GOAL.
Quote the full listing word for word.

[Source data]
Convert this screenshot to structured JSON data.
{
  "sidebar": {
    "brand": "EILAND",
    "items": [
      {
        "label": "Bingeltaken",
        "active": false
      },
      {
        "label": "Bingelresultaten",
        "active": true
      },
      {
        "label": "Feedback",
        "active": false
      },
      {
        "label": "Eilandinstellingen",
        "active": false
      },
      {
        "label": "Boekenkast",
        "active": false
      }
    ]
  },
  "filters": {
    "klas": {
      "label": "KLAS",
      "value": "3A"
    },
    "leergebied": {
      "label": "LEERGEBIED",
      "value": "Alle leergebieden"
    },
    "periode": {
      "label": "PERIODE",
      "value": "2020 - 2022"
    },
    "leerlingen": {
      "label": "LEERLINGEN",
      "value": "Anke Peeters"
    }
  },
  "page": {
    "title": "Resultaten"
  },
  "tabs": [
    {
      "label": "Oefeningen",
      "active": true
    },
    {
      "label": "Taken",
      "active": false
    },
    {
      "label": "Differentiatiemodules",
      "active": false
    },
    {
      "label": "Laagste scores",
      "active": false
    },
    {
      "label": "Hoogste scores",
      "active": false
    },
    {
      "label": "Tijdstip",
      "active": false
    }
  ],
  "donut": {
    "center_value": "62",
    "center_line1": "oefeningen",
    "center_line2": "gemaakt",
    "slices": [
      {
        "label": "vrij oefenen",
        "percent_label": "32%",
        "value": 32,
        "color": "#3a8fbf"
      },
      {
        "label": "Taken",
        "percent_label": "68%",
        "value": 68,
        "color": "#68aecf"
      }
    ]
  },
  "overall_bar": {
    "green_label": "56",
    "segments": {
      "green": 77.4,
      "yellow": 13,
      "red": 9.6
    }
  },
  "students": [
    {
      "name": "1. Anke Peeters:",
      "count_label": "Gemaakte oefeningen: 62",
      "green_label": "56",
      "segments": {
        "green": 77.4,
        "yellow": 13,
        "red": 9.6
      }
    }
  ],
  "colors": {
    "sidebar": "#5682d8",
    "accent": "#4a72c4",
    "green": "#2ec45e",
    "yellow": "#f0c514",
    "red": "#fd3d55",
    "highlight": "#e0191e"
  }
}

WRITTEN ANSWER.
Convert this screenshot to structured JSON data.
{
  "sidebar": {
    "brand": "EILAND",
    "items": [
      {
        "label": "Bingeltaken",
        "active": false
      },
      {
        "label": "Bingelresultaten",
        "active": true
      },
      {
        "label": "Feedback",
        "active": false
      },
      {
        "label": "Eilandinstellingen",
        "active": false
      },
      {
        "label": "Boekenkast",
        "active": false
      }
    ]
  },
  "filters": {
    "klas": {
      "label": "KLAS",
      "value": "3A"
    },
    "leergebied": {
      "label": "LEERGEBIED",
      "value": "Alle leergebieden"
    },
    "periode": {
      "label": "PERIODE",
      "value": "2020 - 2022"
    },
    "leerlingen": {
      "label": "LEERLINGEN",
      "value": "Anke Peeters"
    }
  },
  "page": {
    "title": "Resultaten"
  },
  "tabs": [
    {
      "label": "Oefeningen",
      "active": true
    },
    {
      "label": "Taken",
      "active": false
    },
    {
      "label": "Differentiatiemodules",
      "active": false
    },
    {
      "label": "Laagste scores",
      "active": false
    },
    {
      "label": "Hoogste scores",
      "active": false
    },
    {
      "label": "Tijdstip",
      "active": false
    }
  ],
  "donut": {
    "center_value": "62",
    "center_line1": "oefeningen",
    "center_line2": "gemaakt",
    "slices": [
      {
        "label": "vrij oefenen",
        "percent_label": "32%",
        "value": 32,
        "color": "#3a8fbf"
      },
      {
        "label": "Taken",
        "percent_label": "68%",
        "value": 68,
        "color": "#68aecf"
      }
    ]
  },
  "overall_bar": {
    "green_label": "56",
    "segments": {
      "green": 77.4,
      "yellow": 13,
      "red": 9.6
    }
  },
  "students": [
    {
      "name": "1. Anke Peeters:",
      "count_label": "Gemaakte oefeningen: 62",
      "green_label": "56",
      "segments": {
        "green": 77.4,
        "yellow": 13,
        "red": 9.6
      }
    }
  ],
  "colors": {
    "sidebar": "#5682d8",
    "accent": "#4a72c4",
    "green": "#2ec45e",
    "yellow": "#f0c514",
    "red": "#fd3d55",
    "highlight": "#e0191e"
  }
}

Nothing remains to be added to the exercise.